**Job**
Every line below that includes "this" counts toward the total. Report that total alone.

[Collection entries]
+ + + + + + +
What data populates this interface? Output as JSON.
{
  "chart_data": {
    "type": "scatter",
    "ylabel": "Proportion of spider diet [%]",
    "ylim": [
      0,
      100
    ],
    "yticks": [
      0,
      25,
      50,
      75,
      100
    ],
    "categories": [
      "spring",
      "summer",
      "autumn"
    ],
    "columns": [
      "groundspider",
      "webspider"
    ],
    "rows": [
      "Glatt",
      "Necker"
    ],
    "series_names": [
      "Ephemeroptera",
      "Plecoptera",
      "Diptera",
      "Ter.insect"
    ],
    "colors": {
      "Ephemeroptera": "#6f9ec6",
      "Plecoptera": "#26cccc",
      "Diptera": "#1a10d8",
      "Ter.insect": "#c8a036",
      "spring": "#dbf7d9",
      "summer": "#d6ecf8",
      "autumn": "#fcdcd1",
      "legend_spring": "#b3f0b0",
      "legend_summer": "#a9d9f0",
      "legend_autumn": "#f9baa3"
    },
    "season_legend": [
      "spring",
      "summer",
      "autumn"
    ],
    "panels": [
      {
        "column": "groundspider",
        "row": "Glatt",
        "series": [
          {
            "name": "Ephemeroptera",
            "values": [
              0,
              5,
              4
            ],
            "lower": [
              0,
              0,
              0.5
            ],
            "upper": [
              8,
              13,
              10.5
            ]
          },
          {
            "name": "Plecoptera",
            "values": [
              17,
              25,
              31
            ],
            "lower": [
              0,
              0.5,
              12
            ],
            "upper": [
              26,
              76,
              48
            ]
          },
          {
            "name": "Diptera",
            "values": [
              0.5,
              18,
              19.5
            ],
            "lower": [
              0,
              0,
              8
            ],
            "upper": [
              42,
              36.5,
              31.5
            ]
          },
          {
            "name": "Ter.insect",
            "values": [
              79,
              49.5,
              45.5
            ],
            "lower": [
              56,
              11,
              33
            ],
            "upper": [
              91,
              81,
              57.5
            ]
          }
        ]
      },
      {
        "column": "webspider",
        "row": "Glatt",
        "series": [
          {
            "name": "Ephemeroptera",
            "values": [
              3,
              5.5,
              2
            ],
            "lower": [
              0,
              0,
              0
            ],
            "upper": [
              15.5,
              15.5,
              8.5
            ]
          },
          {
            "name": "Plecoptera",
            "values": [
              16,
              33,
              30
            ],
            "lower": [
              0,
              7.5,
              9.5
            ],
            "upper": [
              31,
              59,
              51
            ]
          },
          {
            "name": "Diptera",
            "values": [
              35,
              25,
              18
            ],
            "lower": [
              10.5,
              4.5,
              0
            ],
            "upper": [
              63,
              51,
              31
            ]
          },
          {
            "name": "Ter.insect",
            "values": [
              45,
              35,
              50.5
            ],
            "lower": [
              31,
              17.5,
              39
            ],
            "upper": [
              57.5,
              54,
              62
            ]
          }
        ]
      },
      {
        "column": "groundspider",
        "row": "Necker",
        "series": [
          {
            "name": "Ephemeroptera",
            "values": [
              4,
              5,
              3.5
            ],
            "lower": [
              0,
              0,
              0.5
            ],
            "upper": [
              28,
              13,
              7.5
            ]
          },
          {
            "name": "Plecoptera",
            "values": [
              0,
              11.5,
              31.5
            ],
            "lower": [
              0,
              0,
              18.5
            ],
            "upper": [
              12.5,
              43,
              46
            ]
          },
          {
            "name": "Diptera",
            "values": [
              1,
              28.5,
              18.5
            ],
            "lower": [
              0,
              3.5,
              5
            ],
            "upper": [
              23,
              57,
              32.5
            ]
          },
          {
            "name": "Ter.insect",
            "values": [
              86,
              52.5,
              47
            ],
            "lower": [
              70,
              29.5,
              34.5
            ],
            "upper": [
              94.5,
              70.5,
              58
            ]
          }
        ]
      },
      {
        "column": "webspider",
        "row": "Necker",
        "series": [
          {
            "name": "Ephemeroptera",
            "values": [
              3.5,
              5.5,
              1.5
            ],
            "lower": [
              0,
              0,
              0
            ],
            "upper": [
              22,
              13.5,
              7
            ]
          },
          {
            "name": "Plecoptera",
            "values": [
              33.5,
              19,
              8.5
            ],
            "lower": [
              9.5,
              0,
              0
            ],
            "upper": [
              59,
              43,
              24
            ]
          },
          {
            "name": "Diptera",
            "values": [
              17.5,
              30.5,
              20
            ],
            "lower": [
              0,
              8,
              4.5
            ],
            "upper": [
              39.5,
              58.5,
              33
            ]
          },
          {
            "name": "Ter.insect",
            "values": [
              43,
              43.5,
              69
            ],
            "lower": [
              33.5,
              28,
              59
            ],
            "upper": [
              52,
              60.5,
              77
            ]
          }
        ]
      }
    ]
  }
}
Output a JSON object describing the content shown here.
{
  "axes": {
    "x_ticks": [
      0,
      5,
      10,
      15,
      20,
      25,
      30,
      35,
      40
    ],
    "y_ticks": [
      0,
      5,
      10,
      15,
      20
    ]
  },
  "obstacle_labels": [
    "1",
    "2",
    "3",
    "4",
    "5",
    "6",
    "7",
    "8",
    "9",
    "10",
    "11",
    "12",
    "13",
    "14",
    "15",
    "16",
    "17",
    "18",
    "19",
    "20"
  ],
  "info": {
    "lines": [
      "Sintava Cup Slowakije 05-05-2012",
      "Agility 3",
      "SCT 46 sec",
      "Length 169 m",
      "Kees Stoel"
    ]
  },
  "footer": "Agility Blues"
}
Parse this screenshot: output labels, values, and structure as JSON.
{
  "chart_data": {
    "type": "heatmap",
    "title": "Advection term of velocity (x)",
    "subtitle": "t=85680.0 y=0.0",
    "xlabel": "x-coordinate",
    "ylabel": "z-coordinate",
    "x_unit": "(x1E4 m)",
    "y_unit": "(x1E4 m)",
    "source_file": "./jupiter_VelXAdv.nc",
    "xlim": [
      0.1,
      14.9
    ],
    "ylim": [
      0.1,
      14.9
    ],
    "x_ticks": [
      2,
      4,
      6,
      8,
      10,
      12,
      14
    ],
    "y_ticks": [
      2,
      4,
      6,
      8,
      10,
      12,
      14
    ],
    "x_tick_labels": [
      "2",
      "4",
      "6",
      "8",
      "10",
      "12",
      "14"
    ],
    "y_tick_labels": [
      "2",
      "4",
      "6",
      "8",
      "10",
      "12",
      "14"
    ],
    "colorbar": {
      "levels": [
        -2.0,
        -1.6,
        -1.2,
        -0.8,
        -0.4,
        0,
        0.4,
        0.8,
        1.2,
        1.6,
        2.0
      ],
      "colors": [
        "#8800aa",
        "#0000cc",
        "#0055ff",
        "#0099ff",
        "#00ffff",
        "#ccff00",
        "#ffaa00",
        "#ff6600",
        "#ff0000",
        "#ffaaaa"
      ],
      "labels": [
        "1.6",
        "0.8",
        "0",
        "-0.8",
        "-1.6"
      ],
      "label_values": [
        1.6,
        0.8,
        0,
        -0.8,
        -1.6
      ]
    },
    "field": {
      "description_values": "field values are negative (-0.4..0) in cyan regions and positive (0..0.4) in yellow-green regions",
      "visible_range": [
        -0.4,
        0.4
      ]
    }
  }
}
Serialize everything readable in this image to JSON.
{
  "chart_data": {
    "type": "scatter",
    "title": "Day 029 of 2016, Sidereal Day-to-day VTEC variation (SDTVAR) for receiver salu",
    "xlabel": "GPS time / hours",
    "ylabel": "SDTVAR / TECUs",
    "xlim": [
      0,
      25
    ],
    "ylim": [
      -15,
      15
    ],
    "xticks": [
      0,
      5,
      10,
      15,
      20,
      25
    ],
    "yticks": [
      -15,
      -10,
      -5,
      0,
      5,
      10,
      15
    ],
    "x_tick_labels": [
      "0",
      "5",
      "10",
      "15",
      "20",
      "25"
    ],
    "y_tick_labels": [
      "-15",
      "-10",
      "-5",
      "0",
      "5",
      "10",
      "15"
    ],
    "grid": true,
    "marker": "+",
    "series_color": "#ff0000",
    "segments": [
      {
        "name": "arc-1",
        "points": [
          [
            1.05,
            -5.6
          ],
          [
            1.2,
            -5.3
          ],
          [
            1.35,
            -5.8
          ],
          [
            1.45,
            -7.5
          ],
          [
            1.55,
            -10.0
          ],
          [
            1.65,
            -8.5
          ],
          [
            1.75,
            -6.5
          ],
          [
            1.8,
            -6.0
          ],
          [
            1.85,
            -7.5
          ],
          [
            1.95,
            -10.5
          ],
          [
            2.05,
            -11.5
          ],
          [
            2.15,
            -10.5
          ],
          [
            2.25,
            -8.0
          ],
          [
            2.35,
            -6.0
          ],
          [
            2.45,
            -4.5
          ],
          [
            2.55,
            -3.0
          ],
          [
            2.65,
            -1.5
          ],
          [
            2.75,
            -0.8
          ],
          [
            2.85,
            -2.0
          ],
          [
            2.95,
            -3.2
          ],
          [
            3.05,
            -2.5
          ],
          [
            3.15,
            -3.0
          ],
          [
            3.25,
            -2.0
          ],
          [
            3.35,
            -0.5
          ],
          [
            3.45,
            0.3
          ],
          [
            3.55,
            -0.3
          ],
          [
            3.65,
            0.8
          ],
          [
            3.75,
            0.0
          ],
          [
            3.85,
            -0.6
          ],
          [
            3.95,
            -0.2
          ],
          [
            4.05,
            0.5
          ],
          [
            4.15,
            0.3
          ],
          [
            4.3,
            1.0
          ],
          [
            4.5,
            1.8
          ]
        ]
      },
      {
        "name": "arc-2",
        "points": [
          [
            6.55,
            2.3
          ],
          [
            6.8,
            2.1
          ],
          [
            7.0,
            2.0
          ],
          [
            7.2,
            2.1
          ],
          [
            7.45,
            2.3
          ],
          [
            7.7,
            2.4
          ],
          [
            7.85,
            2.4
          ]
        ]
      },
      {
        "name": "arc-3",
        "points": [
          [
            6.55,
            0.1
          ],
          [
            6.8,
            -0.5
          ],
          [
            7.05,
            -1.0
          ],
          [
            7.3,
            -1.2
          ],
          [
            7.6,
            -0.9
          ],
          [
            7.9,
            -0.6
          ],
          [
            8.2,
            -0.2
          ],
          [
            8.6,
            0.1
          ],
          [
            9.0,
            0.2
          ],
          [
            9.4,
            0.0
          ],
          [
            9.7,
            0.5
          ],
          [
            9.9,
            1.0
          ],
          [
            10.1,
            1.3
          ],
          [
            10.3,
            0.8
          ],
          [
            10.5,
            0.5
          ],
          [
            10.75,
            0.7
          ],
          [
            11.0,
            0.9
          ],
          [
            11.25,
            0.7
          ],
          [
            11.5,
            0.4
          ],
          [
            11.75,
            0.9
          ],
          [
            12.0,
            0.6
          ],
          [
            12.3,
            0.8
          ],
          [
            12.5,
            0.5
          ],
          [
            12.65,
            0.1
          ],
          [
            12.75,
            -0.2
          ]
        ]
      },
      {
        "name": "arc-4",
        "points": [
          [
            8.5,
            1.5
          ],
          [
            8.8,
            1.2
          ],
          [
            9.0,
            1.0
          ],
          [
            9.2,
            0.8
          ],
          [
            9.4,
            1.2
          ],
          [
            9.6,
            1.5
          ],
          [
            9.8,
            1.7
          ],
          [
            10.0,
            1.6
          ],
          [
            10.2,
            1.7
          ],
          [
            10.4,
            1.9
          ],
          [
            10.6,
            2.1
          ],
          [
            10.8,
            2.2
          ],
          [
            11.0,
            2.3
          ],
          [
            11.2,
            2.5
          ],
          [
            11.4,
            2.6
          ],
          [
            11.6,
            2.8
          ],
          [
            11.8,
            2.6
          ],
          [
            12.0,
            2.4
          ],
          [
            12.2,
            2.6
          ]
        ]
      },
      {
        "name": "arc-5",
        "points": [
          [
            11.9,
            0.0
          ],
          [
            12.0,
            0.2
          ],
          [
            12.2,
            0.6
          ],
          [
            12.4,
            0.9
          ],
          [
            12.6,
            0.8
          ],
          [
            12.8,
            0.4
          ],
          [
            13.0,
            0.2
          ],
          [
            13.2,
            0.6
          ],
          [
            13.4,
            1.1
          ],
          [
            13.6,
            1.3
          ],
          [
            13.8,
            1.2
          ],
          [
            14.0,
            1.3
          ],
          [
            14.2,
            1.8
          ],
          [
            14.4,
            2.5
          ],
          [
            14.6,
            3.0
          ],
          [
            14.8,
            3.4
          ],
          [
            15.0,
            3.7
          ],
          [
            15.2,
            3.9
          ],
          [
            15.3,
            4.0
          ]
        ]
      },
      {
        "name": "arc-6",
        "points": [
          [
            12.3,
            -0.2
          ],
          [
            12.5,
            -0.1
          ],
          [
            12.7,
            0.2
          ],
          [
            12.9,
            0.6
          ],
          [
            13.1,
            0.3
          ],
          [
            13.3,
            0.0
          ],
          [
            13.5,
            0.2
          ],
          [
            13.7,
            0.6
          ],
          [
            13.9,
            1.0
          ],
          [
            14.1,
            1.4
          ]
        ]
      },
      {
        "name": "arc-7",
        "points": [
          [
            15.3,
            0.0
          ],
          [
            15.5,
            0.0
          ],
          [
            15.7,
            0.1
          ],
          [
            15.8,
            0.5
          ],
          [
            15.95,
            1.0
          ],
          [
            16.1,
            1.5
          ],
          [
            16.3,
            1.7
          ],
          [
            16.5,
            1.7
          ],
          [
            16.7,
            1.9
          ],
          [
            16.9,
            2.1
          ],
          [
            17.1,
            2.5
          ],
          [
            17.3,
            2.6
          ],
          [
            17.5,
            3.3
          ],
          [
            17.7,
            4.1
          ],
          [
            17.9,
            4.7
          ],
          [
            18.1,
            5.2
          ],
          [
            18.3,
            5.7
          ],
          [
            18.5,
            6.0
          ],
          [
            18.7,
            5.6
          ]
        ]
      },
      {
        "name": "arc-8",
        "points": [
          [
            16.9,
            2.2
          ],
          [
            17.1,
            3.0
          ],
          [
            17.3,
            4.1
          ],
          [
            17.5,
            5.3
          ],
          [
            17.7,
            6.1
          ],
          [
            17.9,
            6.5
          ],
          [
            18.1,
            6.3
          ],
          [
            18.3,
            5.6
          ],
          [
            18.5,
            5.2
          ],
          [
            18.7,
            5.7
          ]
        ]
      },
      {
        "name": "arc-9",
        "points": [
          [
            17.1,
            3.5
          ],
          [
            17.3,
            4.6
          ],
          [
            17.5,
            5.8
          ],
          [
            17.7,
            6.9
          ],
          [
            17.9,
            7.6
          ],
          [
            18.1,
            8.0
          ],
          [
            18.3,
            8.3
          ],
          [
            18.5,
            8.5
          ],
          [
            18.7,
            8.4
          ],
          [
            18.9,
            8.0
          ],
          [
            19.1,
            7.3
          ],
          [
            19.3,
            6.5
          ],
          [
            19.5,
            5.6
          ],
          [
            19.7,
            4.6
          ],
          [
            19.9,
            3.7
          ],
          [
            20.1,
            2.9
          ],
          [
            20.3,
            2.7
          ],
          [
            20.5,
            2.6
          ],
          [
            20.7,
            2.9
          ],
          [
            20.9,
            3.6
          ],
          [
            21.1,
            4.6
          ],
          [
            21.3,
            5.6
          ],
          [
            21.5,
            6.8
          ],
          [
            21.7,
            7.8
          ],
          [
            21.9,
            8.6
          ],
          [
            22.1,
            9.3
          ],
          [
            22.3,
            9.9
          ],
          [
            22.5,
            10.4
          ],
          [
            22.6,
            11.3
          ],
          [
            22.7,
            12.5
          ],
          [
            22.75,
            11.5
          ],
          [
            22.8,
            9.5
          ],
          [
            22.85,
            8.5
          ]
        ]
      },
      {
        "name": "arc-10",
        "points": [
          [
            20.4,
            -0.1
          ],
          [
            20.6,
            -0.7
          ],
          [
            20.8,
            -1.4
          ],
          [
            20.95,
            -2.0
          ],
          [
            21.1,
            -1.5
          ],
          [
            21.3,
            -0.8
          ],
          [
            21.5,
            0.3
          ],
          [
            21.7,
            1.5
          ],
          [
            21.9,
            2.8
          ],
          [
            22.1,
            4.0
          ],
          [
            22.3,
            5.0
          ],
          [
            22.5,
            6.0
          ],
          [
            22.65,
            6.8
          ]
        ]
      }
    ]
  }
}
+ + + + + + +
**Worked answer**
3